--- The input ---
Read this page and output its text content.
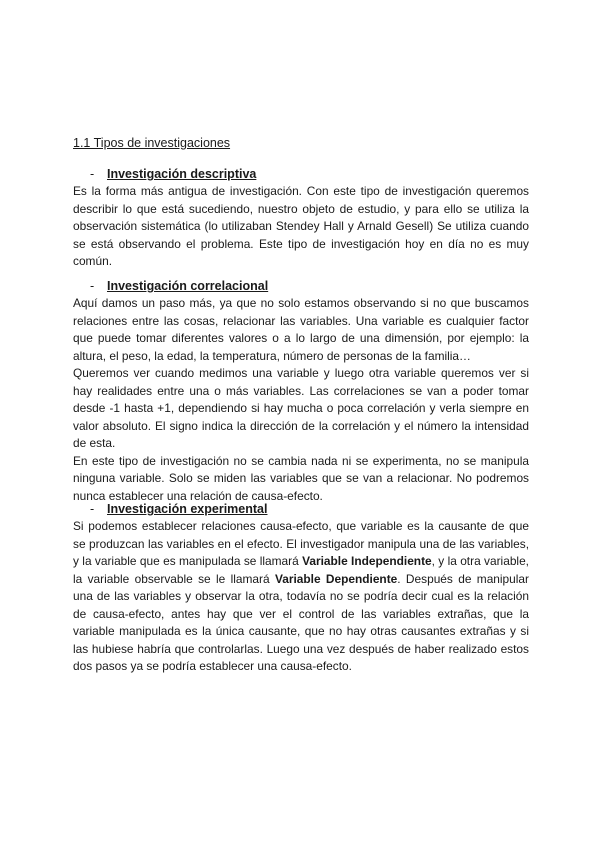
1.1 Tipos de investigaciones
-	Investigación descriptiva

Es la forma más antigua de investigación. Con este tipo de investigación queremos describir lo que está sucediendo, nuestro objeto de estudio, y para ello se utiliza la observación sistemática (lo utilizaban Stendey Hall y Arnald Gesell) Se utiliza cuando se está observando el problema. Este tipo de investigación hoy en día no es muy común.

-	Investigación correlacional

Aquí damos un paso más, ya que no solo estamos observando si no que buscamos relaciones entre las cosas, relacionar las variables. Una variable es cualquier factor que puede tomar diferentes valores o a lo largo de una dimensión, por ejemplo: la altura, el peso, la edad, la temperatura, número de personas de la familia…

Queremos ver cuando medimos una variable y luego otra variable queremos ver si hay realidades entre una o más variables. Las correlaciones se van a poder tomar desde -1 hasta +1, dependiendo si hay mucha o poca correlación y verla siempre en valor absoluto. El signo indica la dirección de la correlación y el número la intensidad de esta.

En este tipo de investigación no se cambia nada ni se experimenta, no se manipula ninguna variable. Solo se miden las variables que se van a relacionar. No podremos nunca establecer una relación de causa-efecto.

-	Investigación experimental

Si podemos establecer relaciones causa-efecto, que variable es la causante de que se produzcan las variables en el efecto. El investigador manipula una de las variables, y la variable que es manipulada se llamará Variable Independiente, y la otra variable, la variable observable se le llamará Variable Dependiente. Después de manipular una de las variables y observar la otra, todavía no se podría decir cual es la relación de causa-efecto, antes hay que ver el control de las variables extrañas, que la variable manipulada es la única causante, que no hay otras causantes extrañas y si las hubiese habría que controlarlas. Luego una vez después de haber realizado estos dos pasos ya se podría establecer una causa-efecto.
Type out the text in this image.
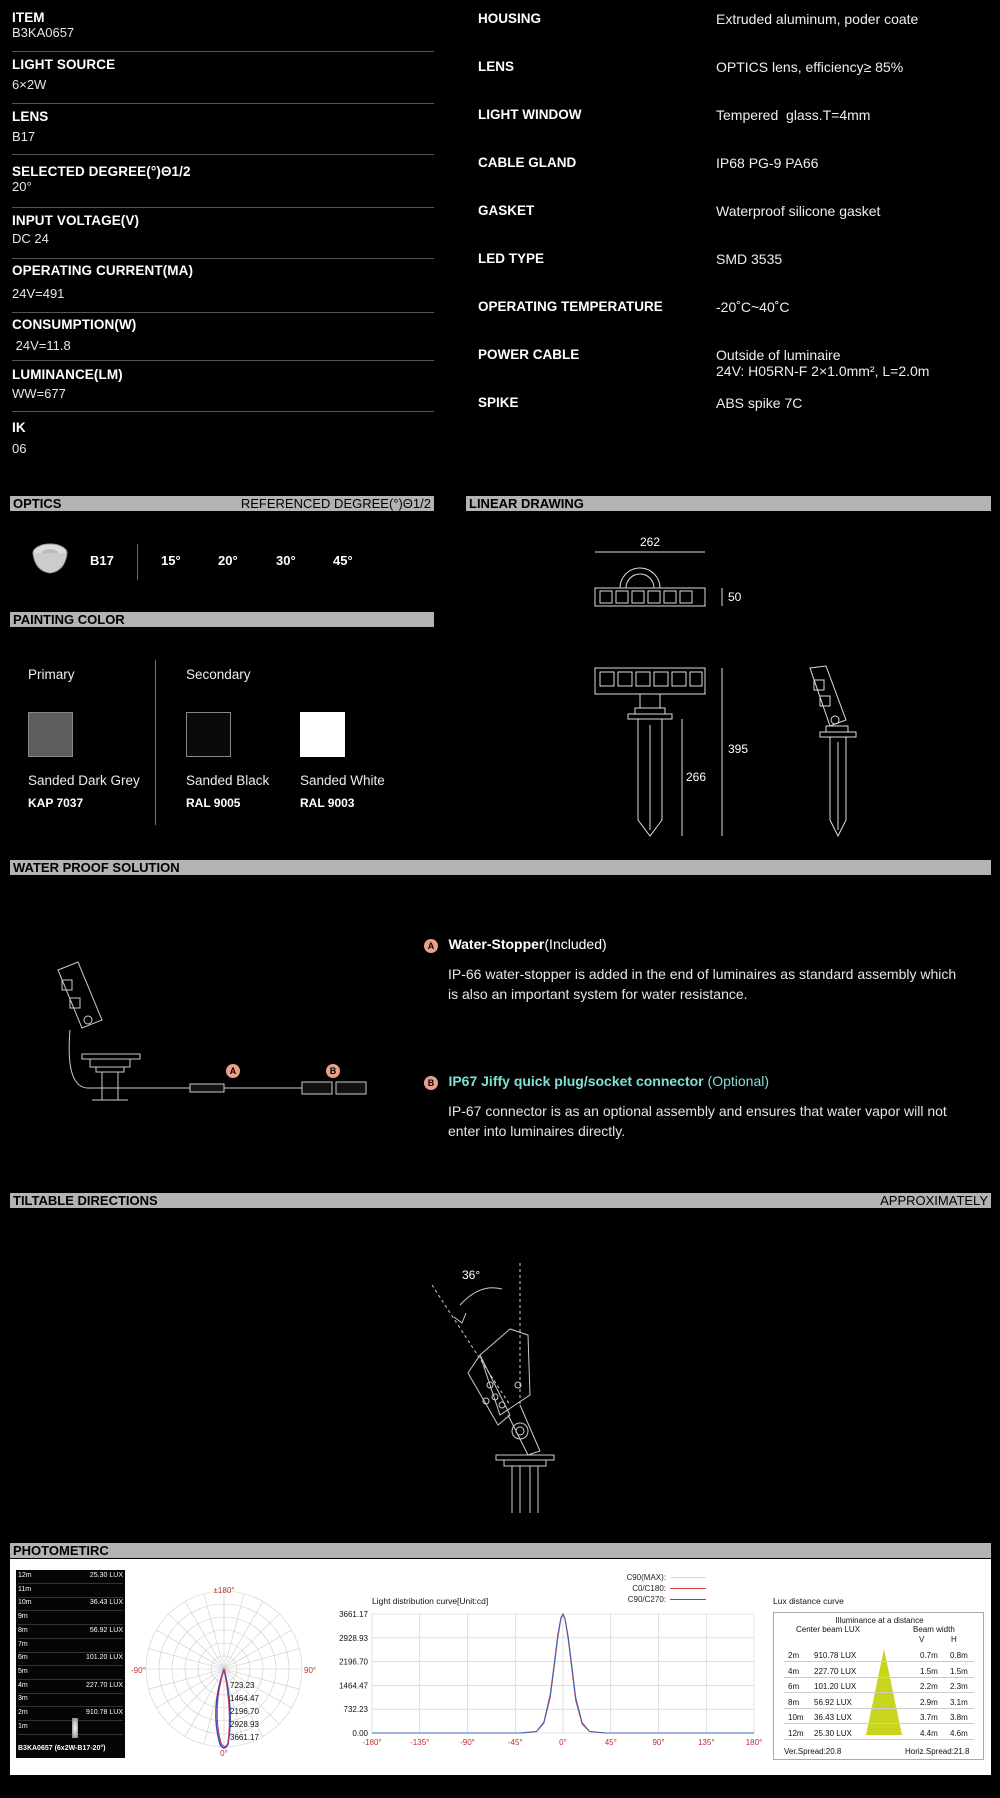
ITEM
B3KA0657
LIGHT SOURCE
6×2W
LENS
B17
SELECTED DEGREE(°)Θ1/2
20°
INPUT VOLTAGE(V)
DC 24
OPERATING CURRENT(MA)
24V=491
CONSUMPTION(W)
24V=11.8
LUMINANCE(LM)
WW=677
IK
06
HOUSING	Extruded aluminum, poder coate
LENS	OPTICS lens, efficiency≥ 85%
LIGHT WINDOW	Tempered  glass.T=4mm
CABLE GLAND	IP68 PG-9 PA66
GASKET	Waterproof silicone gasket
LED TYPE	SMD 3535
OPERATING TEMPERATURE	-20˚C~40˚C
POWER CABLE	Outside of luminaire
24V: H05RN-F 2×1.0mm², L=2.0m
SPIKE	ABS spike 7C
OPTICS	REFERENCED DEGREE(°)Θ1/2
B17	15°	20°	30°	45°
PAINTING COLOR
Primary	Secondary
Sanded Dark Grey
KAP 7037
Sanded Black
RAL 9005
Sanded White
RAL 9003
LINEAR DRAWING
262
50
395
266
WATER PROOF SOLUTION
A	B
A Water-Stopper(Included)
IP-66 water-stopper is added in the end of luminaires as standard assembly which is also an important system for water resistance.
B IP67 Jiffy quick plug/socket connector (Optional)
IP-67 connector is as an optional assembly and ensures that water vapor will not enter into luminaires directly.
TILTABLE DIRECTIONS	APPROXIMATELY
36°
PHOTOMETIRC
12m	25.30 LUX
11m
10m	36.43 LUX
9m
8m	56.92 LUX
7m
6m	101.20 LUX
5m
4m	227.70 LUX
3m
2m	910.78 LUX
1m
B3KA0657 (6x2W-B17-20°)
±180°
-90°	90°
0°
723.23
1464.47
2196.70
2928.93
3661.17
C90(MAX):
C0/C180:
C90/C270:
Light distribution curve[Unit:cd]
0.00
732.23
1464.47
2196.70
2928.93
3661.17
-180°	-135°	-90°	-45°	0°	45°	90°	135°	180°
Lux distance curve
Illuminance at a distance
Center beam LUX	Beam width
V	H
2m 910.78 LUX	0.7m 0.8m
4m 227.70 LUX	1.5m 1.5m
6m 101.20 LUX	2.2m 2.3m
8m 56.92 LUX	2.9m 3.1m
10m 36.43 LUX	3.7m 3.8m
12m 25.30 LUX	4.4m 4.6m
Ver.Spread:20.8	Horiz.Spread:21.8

* * *

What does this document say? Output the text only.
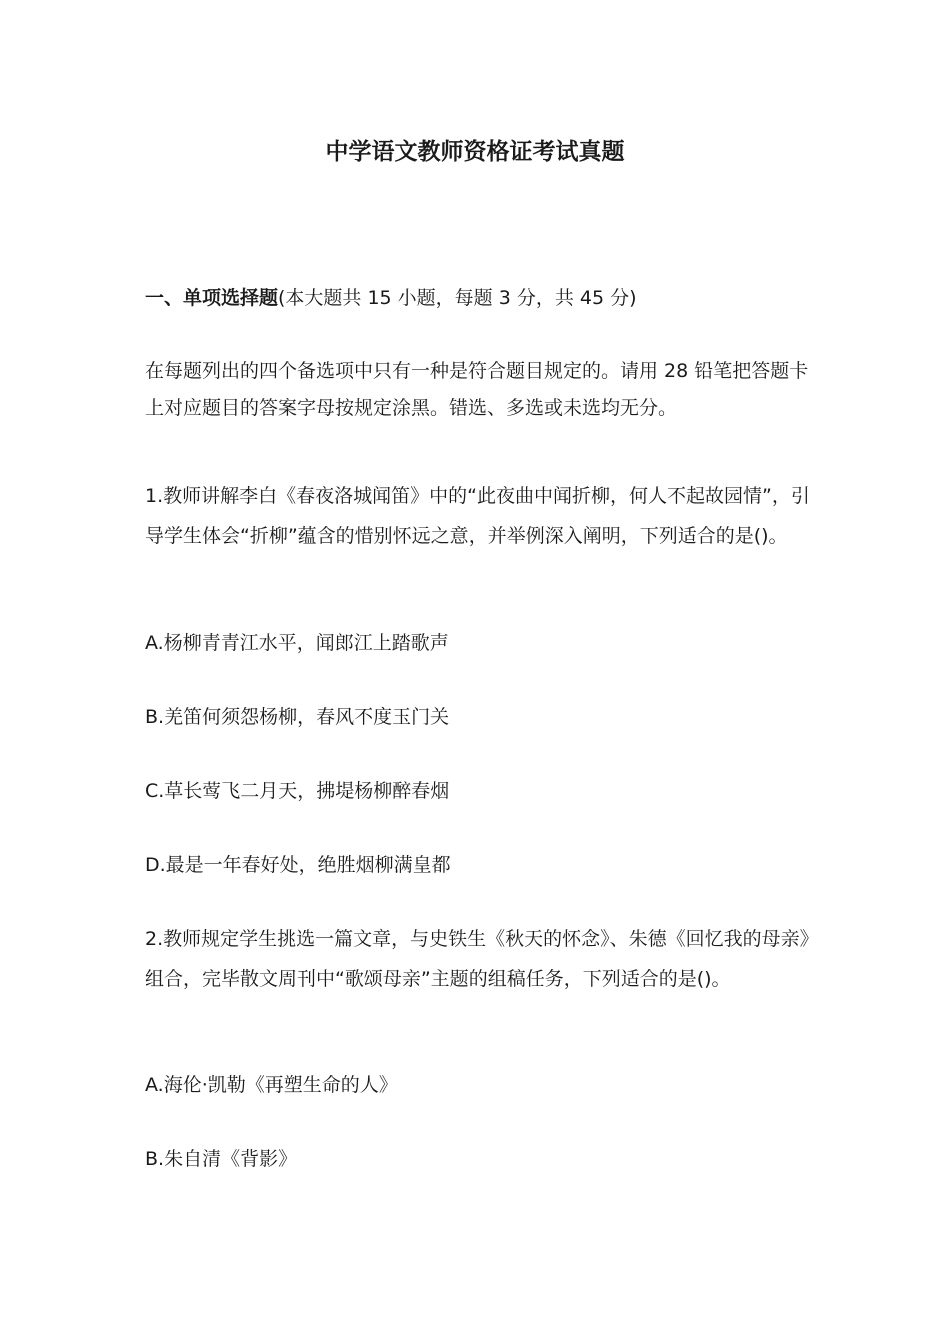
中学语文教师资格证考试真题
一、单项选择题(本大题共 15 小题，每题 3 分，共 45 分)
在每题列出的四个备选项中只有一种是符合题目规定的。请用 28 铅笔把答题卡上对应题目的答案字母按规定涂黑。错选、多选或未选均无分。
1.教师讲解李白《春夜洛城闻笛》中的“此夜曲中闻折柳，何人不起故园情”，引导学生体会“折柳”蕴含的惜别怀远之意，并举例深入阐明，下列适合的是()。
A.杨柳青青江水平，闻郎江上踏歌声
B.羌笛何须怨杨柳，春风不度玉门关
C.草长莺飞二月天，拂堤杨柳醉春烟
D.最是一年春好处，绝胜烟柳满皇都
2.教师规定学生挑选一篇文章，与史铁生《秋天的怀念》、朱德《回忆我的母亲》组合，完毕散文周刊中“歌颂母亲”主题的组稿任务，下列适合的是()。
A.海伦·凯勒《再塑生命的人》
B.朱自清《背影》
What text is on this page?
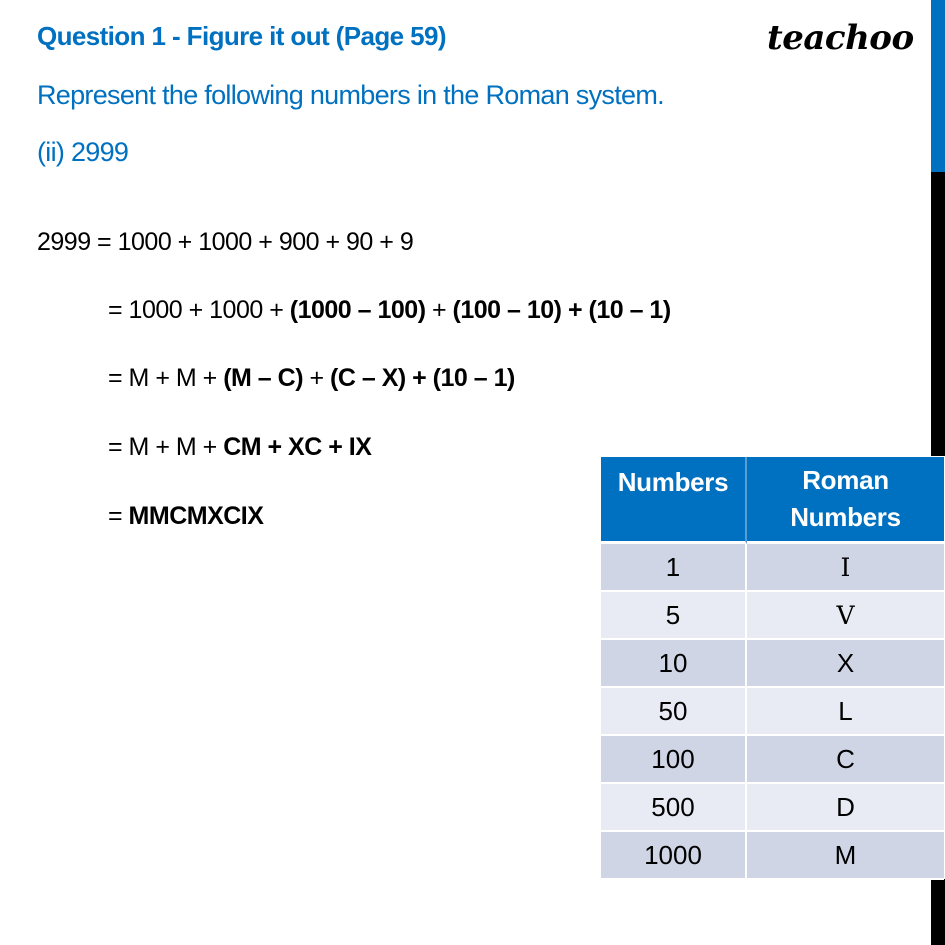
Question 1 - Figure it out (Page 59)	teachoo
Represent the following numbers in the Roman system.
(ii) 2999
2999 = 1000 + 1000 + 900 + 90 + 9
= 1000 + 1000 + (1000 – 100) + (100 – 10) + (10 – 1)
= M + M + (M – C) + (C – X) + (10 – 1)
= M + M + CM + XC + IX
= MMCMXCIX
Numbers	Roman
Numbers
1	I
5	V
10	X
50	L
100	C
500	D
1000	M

--- Your task ---
Only the number is wanted: how many lines in the entries above contain the string "connector"?

--- Solution ---
2